» Problem to solve: The entries below should be given again exactly, minus their pictures.

» Input records:
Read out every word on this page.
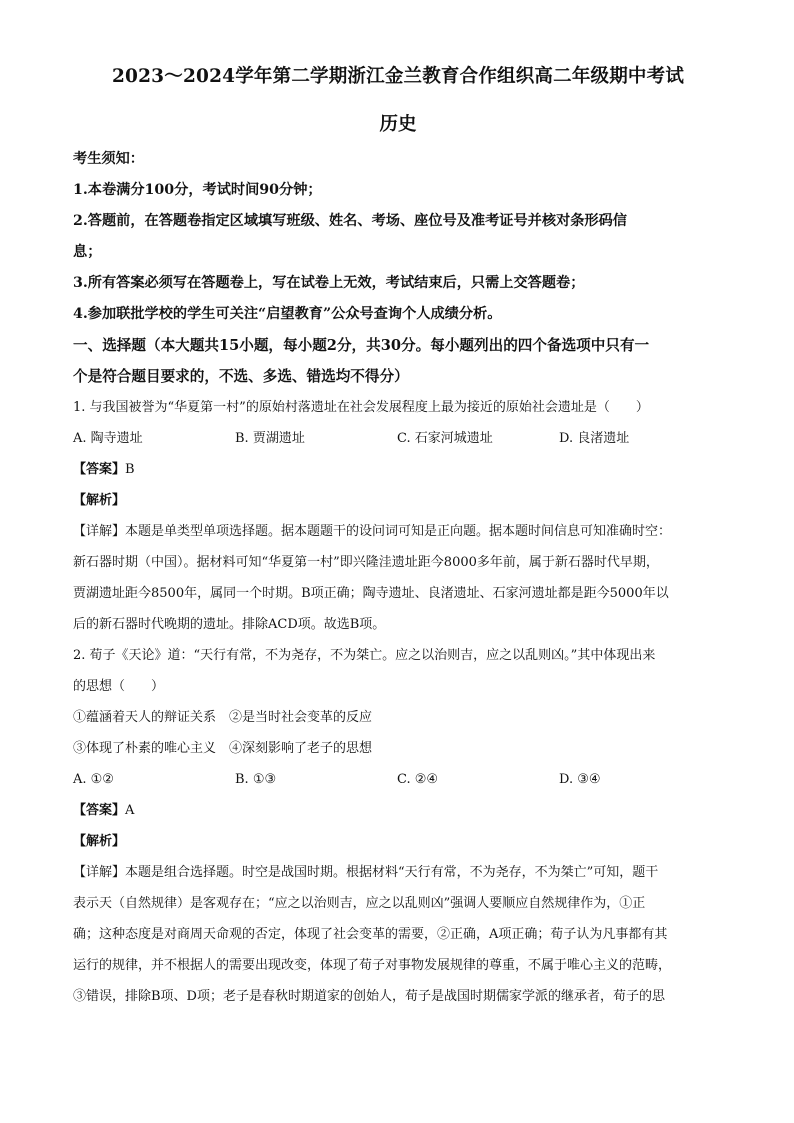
2023～2024学年第二学期浙江金兰教育合作组织高二年级期中考试
历史
考生须知：
1.本卷满分100分，考试时间90分钟；
2.答题前，在答题卷指定区域填写班级、姓名、考场、座位号及准考证号并核对条形码信
息；
3.所有答案必须写在答题卷上，写在试卷上无效，考试结束后，只需上交答题卷；
4.参加联批学校的学生可关注“启望教育”公众号查询个人成绩分析。
一、选择题（本大题共15小题，每小题2分，共30分。每小题列出的四个备选项中只有一
个是符合题目要求的，不选、多选、错选均不得分）
1. 与我国被誉为“华夏第一村”的原始村落遗址在社会发展程度上最为接近的原始社会遗址是（　　）
A. 陶寺遗址	B. 贾湖遗址	C. 石家河城遗址	D. 良渚遗址
【答案】B
【解析】
【详解】本题是单类型单项选择题。据本题题干的设问词可知是正向题。据本题时间信息可知准确时空：
新石器时期（中国）。据材料可知“华夏第一村”即兴隆洼遗址距今8000多年前，属于新石器时代早期，
贾湖遗址距今8500年，属同一个时期。B项正确；陶寺遗址、良渚遗址、石家河遗址都是距今5000年以
后的新石器时代晚期的遗址。排除ACD项。故选B项。
2. 荀子《天论》道：“天行有常，不为尧存，不为桀亡。应之以治则吉，应之以乱则凶。”其中体现出来
的思想（　　）
①蕴涵着天人的辩证关系　②是当时社会变革的反应
③体现了朴素的唯心主义　④深刻影响了老子的思想
A. ①②	B. ①③	C. ②④	D. ③④
【答案】A
【解析】
【详解】本题是组合选择题。时空是战国时期。根据材料“天行有常，不为尧存，不为桀亡”可知，题干
表示天（自然规律）是客观存在；“应之以治则吉，应之以乱则凶”强调人要顺应自然规律作为，①正
确；这种态度是对商周天命观的否定，体现了社会变革的需要，②正确，A项正确；荀子认为凡事都有其
运行的规律，并不根据人的需要出现改变，体现了荀子对事物发展规律的尊重，不属于唯心主义的范畴，
③错误，排除B项、D项；老子是春秋时期道家的创始人，荀子是战国时期儒家学派的继承者，荀子的思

» Answer for this exercise:
Read out every word on this page.
2023～2024学年第二学期浙江金兰教育合作组织高二年级期中考试
历史
考生须知：
1.本卷满分100分，考试时间90分钟；
2.答题前，在答题卷指定区域填写班级、姓名、考场、座位号及准考证号并核对条形码信
息；
3.所有答案必须写在答题卷上，写在试卷上无效，考试结束后，只需上交答题卷；
4.参加联批学校的学生可关注“启望教育”公众号查询个人成绩分析。
一、选择题（本大题共15小题，每小题2分，共30分。每小题列出的四个备选项中只有一
个是符合题目要求的，不选、多选、错选均不得分）
1. 与我国被誉为“华夏第一村”的原始村落遗址在社会发展程度上最为接近的原始社会遗址是（　　）
A. 陶寺遗址	B. 贾湖遗址	C. 石家河城遗址	D. 良渚遗址
【答案】B
【解析】
【详解】本题是单类型单项选择题。据本题题干的设问词可知是正向题。据本题时间信息可知准确时空：
新石器时期（中国）。据材料可知“华夏第一村”即兴隆洼遗址距今8000多年前，属于新石器时代早期，
贾湖遗址距今8500年，属同一个时期。B项正确；陶寺遗址、良渚遗址、石家河遗址都是距今5000年以
后的新石器时代晚期的遗址。排除ACD项。故选B项。
2. 荀子《天论》道：“天行有常，不为尧存，不为桀亡。应之以治则吉，应之以乱则凶。”其中体现出来
的思想（　　）
①蕴涵着天人的辩证关系　②是当时社会变革的反应
③体现了朴素的唯心主义　④深刻影响了老子的思想
A. ①②	B. ①③	C. ②④	D. ③④
【答案】A
【解析】
【详解】本题是组合选择题。时空是战国时期。根据材料“天行有常，不为尧存，不为桀亡”可知，题干
表示天（自然规律）是客观存在；“应之以治则吉，应之以乱则凶”强调人要顺应自然规律作为，①正
确；这种态度是对商周天命观的否定，体现了社会变革的需要，②正确，A项正确；荀子认为凡事都有其
运行的规律，并不根据人的需要出现改变，体现了荀子对事物发展规律的尊重，不属于唯心主义的范畴，
③错误，排除B项、D项；老子是春秋时期道家的创始人，荀子是战国时期儒家学派的继承者，荀子的思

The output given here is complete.